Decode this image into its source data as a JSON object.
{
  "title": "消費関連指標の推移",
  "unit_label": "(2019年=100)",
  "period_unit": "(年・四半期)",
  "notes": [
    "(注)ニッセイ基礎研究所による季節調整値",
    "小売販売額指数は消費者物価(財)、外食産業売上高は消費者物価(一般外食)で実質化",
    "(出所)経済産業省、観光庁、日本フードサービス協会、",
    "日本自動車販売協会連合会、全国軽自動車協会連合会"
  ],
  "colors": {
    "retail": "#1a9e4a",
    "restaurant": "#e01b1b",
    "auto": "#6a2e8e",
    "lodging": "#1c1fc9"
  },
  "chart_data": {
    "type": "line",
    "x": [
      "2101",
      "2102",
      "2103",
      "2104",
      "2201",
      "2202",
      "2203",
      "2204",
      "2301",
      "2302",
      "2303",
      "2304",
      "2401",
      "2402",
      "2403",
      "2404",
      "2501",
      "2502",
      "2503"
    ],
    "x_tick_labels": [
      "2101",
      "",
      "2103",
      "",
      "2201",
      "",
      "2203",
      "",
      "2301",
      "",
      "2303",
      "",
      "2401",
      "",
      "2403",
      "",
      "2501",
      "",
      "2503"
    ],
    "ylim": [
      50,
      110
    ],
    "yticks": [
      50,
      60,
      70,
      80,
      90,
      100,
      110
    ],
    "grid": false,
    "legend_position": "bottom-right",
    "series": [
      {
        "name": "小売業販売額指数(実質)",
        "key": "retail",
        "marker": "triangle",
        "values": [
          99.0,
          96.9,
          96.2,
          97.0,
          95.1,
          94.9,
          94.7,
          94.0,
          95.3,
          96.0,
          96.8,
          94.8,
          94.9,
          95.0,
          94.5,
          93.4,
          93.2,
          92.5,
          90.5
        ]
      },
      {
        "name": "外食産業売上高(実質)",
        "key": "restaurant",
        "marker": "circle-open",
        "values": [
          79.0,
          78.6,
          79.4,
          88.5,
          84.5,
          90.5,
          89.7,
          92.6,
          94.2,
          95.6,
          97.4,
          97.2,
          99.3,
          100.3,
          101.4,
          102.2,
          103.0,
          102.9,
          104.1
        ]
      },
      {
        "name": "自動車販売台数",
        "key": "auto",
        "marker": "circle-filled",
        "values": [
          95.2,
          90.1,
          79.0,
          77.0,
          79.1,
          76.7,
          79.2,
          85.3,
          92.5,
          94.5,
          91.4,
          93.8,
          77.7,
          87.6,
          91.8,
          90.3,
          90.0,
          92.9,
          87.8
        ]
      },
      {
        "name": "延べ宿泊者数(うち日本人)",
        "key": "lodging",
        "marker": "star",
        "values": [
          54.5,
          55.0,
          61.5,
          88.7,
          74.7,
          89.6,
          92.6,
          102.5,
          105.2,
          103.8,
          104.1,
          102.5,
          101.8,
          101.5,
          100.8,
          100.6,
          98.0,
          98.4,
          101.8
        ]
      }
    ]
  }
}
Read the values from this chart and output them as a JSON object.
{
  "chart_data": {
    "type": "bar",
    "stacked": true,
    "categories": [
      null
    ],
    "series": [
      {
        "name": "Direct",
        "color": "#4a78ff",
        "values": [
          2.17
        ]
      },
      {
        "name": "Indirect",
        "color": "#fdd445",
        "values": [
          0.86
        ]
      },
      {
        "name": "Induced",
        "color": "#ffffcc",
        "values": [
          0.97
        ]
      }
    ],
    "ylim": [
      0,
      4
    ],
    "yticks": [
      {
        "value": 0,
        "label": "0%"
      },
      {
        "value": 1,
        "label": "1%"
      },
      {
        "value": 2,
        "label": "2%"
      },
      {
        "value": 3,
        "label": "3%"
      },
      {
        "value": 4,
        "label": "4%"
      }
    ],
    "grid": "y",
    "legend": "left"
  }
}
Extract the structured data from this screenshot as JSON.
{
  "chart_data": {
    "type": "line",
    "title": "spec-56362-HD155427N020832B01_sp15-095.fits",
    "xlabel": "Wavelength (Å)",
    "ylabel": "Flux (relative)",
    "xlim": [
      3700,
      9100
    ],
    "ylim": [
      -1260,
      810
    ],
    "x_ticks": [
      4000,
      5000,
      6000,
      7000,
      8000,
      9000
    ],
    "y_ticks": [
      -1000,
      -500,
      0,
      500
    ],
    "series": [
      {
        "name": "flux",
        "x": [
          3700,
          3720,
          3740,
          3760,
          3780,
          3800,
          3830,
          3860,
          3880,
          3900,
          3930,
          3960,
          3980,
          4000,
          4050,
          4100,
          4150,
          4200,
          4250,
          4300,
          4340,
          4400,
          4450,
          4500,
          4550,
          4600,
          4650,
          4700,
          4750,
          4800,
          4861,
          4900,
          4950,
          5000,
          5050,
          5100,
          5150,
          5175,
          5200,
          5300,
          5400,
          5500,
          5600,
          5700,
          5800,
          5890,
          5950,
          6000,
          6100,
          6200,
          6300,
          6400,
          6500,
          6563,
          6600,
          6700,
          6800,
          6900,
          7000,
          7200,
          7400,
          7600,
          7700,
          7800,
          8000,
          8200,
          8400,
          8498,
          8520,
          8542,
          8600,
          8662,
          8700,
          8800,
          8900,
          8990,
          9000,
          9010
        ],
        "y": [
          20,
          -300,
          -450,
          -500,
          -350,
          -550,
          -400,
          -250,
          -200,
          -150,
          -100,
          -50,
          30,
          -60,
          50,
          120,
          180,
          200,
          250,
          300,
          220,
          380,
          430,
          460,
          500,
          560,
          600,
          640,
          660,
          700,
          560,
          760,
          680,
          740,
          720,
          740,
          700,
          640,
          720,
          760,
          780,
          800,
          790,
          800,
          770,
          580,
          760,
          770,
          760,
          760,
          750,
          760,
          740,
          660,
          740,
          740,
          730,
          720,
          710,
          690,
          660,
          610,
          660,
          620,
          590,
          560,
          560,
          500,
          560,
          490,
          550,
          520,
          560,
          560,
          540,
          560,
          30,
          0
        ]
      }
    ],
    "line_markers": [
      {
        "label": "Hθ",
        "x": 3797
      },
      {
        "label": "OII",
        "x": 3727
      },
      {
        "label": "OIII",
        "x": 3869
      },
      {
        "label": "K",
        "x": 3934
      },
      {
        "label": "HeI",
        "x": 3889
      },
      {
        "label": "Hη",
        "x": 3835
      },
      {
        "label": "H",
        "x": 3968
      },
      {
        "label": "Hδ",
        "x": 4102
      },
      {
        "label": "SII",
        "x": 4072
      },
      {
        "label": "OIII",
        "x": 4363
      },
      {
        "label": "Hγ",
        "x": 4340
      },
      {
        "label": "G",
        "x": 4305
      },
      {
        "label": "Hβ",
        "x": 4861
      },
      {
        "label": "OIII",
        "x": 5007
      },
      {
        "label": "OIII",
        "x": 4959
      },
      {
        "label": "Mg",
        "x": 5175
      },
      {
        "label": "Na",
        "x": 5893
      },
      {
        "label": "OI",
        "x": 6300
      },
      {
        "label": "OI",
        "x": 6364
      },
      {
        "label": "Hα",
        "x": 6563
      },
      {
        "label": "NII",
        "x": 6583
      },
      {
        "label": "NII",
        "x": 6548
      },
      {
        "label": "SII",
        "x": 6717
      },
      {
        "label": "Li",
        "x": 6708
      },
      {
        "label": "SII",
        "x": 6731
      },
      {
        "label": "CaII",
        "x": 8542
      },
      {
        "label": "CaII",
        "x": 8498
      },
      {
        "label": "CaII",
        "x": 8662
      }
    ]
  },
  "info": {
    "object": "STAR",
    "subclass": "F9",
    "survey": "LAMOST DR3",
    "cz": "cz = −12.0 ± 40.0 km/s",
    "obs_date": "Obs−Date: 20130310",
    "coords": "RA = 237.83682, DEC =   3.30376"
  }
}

**PROBLEM TO SOLVE:** Which lines include the word "title"? Copy every one of them.

**RESPONSE TO THIS EXERCISE:**
  "title": "消費関連指標の推移",
    "title": "spec-56362-HD155427N020832B01_sp15-095.fits",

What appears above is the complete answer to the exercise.